**Instruction**
Reproduce the records from the first line through the line containing "data-label: 22 <box>332 113 354 135</box>", replacing "bar-segment" with "stacked-segment" and leaving everything else unchanged.

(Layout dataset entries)
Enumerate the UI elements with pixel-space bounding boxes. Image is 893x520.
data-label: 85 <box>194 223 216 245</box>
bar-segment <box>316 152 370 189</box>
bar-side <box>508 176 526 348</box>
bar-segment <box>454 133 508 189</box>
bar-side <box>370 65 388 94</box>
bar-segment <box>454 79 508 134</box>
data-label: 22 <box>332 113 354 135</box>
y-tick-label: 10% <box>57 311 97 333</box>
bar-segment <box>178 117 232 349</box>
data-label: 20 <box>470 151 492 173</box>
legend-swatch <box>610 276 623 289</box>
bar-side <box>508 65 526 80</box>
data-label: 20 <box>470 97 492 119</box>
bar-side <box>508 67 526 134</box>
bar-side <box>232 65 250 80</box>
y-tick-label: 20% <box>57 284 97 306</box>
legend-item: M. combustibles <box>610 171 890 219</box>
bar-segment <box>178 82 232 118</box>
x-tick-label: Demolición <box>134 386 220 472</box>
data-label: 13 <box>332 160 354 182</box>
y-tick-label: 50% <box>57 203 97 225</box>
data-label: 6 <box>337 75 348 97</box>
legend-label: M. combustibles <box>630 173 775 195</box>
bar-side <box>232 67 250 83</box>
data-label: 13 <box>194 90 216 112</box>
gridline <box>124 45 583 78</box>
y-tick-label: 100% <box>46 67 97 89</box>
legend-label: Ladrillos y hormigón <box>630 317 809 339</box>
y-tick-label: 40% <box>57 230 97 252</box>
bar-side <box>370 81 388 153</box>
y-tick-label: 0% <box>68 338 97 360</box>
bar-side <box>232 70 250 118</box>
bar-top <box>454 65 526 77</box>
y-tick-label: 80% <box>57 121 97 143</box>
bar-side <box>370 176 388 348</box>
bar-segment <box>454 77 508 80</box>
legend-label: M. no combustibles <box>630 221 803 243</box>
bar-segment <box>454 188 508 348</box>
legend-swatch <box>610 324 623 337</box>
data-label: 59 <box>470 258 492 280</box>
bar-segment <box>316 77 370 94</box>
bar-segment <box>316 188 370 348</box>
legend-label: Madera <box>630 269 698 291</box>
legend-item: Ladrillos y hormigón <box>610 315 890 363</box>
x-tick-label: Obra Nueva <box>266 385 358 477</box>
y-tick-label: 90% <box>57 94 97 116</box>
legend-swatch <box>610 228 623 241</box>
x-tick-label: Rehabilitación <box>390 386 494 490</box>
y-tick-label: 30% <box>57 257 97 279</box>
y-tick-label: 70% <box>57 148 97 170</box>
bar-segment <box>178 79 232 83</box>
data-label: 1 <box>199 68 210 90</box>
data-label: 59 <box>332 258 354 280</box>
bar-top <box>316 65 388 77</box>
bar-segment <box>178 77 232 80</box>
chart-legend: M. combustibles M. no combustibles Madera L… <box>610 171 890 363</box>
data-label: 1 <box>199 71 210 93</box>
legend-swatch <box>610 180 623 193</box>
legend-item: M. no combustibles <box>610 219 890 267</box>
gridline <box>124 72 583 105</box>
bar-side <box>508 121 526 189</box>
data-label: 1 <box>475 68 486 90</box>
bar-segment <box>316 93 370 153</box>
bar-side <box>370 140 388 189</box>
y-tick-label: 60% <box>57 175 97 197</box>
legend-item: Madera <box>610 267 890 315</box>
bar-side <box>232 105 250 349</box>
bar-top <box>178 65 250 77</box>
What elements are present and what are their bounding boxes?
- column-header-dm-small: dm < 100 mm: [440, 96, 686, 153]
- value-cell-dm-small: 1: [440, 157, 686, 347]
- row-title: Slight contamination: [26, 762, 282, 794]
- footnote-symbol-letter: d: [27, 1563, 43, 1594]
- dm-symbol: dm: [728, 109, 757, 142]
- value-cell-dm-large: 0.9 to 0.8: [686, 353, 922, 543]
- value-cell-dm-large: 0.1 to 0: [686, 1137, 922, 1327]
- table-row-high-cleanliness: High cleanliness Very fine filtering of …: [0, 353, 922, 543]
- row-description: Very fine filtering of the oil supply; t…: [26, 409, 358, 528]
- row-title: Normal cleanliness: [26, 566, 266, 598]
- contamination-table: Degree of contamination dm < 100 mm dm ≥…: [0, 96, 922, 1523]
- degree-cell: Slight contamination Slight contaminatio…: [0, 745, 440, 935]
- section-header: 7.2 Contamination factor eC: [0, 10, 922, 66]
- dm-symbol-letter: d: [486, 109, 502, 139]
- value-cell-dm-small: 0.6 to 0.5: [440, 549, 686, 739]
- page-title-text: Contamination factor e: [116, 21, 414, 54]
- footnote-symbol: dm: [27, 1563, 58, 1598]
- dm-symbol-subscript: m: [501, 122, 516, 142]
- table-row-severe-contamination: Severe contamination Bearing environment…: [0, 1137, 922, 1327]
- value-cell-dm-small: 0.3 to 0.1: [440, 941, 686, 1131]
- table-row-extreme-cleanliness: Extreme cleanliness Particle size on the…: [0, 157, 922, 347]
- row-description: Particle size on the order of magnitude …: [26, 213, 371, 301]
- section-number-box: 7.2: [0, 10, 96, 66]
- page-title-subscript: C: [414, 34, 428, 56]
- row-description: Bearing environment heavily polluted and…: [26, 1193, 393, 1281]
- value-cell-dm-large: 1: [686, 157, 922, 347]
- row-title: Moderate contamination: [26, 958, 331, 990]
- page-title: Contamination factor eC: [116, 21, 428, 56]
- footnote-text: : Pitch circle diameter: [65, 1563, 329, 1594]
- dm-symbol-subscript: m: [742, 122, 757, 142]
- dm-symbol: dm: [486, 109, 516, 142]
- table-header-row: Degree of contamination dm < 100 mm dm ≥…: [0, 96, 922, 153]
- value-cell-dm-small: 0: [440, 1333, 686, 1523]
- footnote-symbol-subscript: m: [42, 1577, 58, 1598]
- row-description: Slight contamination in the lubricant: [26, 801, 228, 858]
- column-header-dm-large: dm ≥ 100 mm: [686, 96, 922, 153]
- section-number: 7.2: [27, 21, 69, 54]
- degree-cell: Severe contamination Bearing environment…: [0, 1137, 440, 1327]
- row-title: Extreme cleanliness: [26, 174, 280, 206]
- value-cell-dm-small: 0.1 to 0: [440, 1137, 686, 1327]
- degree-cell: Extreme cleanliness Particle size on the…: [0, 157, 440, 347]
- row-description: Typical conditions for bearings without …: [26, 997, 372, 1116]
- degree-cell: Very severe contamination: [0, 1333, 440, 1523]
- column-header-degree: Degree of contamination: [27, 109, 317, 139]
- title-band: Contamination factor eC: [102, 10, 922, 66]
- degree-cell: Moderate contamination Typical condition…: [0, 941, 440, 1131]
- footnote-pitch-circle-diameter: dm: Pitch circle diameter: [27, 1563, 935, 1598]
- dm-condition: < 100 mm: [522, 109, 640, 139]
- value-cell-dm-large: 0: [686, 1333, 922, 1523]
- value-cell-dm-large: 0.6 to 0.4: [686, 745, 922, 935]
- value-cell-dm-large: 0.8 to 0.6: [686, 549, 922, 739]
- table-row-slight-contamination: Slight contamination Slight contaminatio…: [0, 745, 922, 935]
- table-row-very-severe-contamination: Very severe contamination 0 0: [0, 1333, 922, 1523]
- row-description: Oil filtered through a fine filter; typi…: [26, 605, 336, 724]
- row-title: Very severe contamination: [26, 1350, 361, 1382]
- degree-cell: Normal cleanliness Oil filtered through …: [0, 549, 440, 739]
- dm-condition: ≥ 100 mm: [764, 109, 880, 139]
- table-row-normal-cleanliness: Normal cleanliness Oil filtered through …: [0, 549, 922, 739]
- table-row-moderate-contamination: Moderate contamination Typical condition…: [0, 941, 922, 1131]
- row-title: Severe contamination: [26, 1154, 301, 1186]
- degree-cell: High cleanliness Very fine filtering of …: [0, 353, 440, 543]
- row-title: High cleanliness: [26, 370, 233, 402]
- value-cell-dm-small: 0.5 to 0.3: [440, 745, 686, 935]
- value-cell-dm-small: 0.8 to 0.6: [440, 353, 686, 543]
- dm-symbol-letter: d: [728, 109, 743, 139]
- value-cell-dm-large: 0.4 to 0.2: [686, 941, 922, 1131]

**Correct result**
Enumerate the UI elements with pixel-space bounding boxes. Image is 893x520.
data-label: 85 <box>194 223 216 245</box>
stacked-segment <box>316 152 370 189</box>
bar-side <box>508 176 526 348</box>
stacked-segment <box>454 133 508 189</box>
bar-side <box>370 65 388 94</box>
stacked-segment <box>454 79 508 134</box>
data-label: 22 <box>332 113 354 135</box>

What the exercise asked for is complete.